Saved entries:
---------------

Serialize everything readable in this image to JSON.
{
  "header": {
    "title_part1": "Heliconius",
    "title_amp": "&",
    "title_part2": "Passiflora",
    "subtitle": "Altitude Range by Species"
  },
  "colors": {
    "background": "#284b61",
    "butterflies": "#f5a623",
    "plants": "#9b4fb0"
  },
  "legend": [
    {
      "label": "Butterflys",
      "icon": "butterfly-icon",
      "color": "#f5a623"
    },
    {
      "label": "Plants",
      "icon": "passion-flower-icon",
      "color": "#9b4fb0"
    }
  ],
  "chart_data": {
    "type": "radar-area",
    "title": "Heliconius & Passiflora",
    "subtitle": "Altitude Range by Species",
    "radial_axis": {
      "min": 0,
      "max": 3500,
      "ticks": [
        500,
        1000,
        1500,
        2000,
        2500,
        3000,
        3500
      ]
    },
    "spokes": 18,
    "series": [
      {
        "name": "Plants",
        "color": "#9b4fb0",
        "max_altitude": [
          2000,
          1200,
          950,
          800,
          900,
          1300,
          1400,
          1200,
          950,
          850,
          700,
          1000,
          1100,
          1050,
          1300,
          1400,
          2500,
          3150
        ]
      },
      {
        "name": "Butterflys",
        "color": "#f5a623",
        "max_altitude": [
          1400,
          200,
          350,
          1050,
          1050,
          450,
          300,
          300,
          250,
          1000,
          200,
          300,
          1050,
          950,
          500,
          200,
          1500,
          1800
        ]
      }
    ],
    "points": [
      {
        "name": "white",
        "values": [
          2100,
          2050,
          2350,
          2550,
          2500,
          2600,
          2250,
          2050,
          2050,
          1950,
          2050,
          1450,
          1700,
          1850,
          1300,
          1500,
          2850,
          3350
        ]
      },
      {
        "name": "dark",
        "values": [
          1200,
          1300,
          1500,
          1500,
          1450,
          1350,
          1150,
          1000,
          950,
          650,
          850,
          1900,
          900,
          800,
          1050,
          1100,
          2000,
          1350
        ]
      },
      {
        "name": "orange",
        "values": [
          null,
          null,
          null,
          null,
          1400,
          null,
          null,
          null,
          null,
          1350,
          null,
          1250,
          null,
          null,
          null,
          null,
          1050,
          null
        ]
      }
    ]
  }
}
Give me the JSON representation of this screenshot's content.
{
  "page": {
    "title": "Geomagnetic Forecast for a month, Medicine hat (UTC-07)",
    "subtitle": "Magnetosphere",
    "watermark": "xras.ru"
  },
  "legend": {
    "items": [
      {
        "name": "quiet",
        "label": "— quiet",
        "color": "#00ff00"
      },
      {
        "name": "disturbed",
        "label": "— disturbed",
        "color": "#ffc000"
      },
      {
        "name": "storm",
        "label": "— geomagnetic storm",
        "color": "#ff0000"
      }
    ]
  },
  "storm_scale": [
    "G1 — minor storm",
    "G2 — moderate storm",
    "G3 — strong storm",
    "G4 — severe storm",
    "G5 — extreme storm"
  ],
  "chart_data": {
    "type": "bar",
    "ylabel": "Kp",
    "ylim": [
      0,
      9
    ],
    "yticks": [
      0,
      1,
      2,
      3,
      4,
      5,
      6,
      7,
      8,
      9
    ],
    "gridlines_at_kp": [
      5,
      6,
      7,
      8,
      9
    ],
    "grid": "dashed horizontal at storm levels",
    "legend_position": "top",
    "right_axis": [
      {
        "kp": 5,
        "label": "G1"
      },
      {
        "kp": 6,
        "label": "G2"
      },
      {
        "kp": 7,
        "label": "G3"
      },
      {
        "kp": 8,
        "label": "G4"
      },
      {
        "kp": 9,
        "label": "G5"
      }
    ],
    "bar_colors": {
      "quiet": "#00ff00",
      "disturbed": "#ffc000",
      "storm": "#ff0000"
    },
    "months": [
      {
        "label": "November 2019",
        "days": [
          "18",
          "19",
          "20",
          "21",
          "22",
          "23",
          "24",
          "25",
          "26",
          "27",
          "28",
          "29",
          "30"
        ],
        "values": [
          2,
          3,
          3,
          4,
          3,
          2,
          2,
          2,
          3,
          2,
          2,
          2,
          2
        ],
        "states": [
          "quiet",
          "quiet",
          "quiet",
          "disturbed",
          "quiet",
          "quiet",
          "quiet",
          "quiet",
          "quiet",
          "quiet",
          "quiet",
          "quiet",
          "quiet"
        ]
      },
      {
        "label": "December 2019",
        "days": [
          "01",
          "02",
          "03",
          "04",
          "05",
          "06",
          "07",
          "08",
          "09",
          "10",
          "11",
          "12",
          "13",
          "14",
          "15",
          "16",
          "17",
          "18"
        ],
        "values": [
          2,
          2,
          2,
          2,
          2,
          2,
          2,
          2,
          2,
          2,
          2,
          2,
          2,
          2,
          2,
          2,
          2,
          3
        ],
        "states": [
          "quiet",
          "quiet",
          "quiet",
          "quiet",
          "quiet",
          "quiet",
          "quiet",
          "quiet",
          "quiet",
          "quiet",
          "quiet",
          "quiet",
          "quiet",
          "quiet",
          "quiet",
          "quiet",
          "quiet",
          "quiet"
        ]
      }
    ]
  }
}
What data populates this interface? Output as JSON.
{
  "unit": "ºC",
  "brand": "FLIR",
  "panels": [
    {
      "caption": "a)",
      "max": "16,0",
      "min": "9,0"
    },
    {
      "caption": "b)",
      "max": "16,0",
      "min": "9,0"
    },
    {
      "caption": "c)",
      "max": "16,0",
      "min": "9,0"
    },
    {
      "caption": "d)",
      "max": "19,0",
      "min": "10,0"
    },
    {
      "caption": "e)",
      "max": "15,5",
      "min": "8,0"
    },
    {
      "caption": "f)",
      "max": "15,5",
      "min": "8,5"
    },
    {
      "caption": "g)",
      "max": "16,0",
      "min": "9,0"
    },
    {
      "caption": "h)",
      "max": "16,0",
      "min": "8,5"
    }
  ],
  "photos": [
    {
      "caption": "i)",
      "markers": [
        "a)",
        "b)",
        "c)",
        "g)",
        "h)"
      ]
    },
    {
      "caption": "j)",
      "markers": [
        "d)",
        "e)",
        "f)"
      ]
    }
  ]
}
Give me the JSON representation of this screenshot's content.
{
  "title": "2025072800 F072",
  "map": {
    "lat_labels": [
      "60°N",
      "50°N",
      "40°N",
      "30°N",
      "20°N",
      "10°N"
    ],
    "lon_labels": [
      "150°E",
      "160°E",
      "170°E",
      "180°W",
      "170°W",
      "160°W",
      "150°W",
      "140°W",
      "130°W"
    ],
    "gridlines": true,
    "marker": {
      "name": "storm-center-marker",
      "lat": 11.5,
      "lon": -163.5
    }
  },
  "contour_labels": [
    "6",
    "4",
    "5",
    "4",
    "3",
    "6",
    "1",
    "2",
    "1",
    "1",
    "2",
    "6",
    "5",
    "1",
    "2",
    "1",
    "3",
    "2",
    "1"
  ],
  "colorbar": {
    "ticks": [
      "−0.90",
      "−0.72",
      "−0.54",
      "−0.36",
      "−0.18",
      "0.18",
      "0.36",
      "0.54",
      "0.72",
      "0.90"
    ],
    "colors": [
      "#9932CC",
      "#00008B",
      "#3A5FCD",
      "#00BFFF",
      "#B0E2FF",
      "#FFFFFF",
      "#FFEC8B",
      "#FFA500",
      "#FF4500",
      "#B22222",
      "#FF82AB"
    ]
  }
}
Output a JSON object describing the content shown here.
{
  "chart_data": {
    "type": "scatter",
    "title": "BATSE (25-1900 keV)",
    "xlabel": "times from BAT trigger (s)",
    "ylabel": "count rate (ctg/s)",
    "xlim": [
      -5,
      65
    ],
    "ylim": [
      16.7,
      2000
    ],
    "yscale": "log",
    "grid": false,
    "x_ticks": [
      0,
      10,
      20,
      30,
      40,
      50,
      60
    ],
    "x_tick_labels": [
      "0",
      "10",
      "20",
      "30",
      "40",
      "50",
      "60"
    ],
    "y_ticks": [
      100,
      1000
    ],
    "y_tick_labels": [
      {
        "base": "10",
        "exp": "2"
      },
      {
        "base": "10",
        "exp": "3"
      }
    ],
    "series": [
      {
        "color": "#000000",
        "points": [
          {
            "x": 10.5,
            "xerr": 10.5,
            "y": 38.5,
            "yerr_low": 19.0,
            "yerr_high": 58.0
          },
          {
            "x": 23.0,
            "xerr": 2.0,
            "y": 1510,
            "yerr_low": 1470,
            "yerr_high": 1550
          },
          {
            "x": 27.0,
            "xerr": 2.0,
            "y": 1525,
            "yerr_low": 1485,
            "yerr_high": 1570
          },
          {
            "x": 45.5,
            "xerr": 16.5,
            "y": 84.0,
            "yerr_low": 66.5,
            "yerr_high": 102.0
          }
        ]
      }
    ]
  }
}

---------------

Give the count of lines in the listing that hold the word "JSON", with no other text.

5